(Stored dataset items)
--
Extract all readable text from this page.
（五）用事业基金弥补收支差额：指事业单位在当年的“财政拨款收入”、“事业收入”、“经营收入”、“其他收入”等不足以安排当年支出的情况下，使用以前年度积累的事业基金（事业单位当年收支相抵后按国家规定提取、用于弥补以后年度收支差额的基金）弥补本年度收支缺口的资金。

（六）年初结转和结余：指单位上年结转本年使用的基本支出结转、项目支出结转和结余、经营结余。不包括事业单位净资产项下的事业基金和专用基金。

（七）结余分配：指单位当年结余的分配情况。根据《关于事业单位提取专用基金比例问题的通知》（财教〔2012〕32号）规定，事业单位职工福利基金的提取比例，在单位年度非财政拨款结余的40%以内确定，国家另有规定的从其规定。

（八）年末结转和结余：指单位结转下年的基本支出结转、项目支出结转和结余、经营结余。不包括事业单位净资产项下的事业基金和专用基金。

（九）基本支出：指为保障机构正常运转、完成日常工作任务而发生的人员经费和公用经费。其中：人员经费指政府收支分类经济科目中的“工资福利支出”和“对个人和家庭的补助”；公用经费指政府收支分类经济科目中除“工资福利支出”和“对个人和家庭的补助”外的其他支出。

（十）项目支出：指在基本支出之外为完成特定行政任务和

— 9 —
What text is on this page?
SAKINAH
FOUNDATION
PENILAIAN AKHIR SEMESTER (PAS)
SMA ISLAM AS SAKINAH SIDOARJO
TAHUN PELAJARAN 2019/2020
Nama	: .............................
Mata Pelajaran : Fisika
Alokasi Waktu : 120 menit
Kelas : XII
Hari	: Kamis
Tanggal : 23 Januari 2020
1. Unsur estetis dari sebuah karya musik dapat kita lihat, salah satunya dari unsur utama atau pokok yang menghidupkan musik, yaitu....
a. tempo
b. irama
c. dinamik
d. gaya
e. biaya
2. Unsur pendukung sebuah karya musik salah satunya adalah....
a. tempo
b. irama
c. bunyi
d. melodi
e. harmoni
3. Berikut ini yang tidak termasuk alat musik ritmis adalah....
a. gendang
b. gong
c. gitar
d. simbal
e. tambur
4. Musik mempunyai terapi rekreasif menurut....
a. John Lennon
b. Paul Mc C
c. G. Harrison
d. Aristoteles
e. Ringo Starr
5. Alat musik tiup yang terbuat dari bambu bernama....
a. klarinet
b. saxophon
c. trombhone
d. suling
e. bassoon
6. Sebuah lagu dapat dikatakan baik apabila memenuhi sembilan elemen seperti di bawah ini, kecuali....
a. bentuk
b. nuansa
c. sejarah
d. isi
--
Instructions for the task: Every record above should be output exactly.

In response:
Extract all readable text from this page.
（五）用事业基金弥补收支差额：指事业单位在当年的“财政拨款收入”、“事业收入”、“经营收入”、“其他收入”等不足以安排当年支出的情况下，使用以前年度积累的事业基金（事业单位当年收支相抵后按国家规定提取、用于弥补以后年度收支差额的基金）弥补本年度收支缺口的资金。

（六）年初结转和结余：指单位上年结转本年使用的基本支出结转、项目支出结转和结余、经营结余。不包括事业单位净资产项下的事业基金和专用基金。

（七）结余分配：指单位当年结余的分配情况。根据《关于事业单位提取专用基金比例问题的通知》（财教〔2012〕32号）规定，事业单位职工福利基金的提取比例，在单位年度非财政拨款结余的40%以内确定，国家另有规定的从其规定。

（八）年末结转和结余：指单位结转下年的基本支出结转、项目支出结转和结余、经营结余。不包括事业单位净资产项下的事业基金和专用基金。

（九）基本支出：指为保障机构正常运转、完成日常工作任务而发生的人员经费和公用经费。其中：人员经费指政府收支分类经济科目中的“工资福利支出”和“对个人和家庭的补助”；公用经费指政府收支分类经济科目中除“工资福利支出”和“对个人和家庭的补助”外的其他支出。

（十）项目支出：指在基本支出之外为完成特定行政任务和

— 9 —
What text is on this page?
SAKINAH
FOUNDATION
PENILAIAN AKHIR SEMESTER (PAS)
SMA ISLAM AS SAKINAH SIDOARJO
TAHUN PELAJARAN 2019/2020
Nama	: .............................
Mata Pelajaran : Fisika
Alokasi Waktu : 120 menit
Kelas : XII
Hari	: Kamis
Tanggal : 23 Januari 2020
1. Unsur estetis dari sebuah karya musik dapat kita lihat, salah satunya dari unsur utama atau pokok yang menghidupkan musik, yaitu....
a. tempo
b. irama
c. dinamik
d. gaya
e. biaya
2. Unsur pendukung sebuah karya musik salah satunya adalah....
a. tempo
b. irama
c. bunyi
d. melodi
e. harmoni
3. Berikut ini yang tidak termasuk alat musik ritmis adalah....
a. gendang
b. gong
c. gitar
d. simbal
e. tambur
4. Musik mempunyai terapi rekreasif menurut....
a. John Lennon
b. Paul Mc C
c. G. Harrison
d. Aristoteles
e. Ringo Starr
5. Alat musik tiup yang terbuat dari bambu bernama....
a. klarinet
b. saxophon
c. trombhone
d. suling
e. bassoon
6. Sebuah lagu dapat dikatakan baik apabila memenuhi sembilan elemen seperti di bawah ini, kecuali....
a. bentuk
b. nuansa
c. sejarah
d. isi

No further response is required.